◆ TO BE DONE
Count the lines of the records that contain the string "досудебного", and give only the number.

* * * * *

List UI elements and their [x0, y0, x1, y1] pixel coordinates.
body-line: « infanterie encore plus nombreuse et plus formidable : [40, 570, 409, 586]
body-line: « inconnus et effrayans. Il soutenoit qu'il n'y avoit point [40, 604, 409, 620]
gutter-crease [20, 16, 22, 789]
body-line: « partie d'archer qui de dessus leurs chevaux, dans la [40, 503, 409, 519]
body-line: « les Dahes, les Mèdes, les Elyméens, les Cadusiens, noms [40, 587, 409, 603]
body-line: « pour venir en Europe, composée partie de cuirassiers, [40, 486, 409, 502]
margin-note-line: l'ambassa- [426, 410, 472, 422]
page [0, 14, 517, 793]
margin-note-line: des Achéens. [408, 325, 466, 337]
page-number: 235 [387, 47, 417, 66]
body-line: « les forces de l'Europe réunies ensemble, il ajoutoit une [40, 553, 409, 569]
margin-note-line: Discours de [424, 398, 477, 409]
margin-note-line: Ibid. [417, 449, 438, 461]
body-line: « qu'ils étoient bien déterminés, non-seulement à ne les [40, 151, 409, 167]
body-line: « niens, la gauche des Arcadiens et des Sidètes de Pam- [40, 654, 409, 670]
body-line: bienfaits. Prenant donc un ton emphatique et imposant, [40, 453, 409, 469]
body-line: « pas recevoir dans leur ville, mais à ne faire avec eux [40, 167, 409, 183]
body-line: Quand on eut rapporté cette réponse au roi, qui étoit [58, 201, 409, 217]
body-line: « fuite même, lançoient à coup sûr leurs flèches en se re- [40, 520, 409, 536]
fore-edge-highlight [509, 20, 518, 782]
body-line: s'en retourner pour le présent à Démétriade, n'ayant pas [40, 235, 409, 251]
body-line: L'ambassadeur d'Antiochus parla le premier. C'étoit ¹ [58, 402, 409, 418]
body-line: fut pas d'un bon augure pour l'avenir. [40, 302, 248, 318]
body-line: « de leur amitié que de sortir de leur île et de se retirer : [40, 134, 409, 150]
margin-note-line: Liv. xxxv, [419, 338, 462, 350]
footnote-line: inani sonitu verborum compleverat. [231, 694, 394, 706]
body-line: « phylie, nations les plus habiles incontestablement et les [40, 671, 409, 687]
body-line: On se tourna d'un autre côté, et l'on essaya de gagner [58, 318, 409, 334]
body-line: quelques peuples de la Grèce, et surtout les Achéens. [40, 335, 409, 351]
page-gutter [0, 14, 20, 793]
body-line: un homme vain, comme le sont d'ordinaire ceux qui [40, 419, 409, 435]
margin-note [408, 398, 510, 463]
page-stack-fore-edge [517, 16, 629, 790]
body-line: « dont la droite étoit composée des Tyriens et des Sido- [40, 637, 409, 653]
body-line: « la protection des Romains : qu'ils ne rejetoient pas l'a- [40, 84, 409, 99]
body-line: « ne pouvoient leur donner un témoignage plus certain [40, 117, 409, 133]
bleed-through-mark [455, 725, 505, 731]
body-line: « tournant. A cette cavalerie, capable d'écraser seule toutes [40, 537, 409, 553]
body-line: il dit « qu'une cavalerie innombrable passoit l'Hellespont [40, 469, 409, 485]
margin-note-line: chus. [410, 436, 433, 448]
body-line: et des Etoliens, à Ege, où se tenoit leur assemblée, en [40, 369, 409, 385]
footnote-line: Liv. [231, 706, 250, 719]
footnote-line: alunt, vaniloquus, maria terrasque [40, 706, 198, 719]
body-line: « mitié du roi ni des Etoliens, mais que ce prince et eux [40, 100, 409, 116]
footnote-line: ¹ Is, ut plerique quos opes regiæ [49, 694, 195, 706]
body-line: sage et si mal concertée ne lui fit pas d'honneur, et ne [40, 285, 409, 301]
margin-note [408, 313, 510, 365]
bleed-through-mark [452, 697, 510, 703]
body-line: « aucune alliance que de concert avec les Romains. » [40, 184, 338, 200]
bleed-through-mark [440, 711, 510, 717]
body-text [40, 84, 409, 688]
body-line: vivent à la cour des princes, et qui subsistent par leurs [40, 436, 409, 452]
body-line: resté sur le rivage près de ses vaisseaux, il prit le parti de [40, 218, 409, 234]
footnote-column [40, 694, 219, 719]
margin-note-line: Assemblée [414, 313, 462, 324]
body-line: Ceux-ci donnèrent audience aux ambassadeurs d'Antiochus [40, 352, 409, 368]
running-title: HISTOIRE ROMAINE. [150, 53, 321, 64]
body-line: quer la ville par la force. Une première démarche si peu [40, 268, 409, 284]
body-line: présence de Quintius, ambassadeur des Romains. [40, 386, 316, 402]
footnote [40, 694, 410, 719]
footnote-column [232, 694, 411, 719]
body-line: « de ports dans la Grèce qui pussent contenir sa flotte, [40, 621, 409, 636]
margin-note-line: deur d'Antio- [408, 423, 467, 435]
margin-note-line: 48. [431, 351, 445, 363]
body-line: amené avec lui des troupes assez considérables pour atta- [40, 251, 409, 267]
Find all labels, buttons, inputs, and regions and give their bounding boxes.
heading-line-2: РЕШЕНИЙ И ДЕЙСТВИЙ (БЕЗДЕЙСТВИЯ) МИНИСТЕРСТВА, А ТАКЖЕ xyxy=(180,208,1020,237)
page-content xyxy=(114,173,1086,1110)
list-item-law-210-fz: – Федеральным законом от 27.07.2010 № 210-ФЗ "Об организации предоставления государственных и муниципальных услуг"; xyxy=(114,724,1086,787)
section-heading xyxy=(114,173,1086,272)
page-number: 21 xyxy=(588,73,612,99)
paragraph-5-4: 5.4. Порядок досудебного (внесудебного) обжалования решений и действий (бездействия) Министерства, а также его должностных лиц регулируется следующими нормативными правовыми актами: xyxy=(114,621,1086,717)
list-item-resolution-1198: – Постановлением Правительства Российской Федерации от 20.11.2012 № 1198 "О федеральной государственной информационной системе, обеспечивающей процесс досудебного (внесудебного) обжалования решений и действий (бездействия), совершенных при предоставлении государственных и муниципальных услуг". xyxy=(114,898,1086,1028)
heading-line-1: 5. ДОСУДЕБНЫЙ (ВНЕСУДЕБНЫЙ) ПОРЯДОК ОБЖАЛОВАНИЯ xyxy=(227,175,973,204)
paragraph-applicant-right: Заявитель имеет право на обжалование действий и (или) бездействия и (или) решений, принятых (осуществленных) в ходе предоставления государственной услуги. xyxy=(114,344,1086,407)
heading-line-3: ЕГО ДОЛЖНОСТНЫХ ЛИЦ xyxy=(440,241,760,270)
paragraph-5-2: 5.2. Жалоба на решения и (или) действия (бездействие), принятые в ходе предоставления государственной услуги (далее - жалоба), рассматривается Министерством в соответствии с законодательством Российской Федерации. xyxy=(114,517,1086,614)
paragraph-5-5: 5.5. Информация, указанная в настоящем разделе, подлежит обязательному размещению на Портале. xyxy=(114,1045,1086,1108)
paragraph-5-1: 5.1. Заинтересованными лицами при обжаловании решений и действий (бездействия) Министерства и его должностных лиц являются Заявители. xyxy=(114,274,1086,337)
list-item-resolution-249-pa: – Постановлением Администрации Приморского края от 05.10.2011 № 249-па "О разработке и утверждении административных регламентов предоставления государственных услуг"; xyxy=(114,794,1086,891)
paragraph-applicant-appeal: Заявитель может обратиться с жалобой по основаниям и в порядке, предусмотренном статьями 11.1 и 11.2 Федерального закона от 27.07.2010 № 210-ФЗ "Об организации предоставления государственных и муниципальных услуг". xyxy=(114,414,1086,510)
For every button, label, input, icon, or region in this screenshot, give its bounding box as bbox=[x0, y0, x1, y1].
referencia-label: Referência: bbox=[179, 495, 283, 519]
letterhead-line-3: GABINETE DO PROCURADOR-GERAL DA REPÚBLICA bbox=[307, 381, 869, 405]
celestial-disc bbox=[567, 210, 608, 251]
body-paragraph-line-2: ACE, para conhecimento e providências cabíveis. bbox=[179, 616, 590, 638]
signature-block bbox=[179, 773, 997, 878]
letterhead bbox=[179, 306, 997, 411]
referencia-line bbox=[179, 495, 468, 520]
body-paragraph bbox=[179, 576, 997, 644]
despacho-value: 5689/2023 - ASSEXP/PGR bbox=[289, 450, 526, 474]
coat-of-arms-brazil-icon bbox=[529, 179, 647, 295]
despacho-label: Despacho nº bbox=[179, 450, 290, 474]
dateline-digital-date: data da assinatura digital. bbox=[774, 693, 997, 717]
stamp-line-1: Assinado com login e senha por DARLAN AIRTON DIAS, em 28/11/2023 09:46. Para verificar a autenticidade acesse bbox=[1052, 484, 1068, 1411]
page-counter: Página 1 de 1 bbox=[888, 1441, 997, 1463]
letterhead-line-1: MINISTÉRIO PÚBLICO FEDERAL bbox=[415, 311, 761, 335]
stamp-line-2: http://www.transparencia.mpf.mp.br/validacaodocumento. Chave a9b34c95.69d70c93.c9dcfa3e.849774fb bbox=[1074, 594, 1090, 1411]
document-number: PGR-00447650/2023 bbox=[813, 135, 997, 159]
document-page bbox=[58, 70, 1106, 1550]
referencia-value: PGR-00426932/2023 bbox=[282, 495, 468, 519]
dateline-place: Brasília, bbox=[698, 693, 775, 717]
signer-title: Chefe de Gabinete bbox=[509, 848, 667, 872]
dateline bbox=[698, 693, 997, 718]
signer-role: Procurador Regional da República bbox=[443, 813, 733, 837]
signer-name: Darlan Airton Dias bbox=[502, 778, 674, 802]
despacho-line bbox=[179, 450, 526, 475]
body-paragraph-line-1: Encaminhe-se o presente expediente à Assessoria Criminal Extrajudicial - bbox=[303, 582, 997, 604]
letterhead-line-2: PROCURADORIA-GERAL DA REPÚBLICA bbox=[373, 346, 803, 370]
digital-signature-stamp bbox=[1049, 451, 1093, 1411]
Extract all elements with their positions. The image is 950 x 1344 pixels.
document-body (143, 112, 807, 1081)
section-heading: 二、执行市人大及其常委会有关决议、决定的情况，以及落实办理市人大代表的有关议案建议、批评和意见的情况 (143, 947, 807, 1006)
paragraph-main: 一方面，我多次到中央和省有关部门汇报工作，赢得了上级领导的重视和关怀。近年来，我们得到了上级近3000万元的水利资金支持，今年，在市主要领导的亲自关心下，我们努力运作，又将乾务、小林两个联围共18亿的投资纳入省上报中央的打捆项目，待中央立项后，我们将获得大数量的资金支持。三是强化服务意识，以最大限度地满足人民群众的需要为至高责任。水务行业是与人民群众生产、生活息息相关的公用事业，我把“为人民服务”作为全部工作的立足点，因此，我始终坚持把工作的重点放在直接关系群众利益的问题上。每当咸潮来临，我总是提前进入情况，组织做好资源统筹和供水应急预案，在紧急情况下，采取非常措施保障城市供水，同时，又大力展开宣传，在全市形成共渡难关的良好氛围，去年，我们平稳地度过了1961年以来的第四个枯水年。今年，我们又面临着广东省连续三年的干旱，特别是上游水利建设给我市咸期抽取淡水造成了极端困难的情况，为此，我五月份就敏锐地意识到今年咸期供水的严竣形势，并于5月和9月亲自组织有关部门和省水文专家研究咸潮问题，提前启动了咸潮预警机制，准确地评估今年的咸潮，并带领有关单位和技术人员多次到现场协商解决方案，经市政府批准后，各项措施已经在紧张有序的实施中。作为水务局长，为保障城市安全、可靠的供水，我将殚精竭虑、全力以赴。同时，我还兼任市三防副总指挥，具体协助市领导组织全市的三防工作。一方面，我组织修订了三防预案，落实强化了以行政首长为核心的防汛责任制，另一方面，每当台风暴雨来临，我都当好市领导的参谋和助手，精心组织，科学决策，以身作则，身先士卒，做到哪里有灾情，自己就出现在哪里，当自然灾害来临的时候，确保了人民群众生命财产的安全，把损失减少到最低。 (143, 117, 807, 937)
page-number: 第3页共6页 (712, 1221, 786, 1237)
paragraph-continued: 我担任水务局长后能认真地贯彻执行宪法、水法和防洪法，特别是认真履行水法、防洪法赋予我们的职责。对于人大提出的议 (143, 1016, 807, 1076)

* * * * *

◆ SOLUTION BELOW
2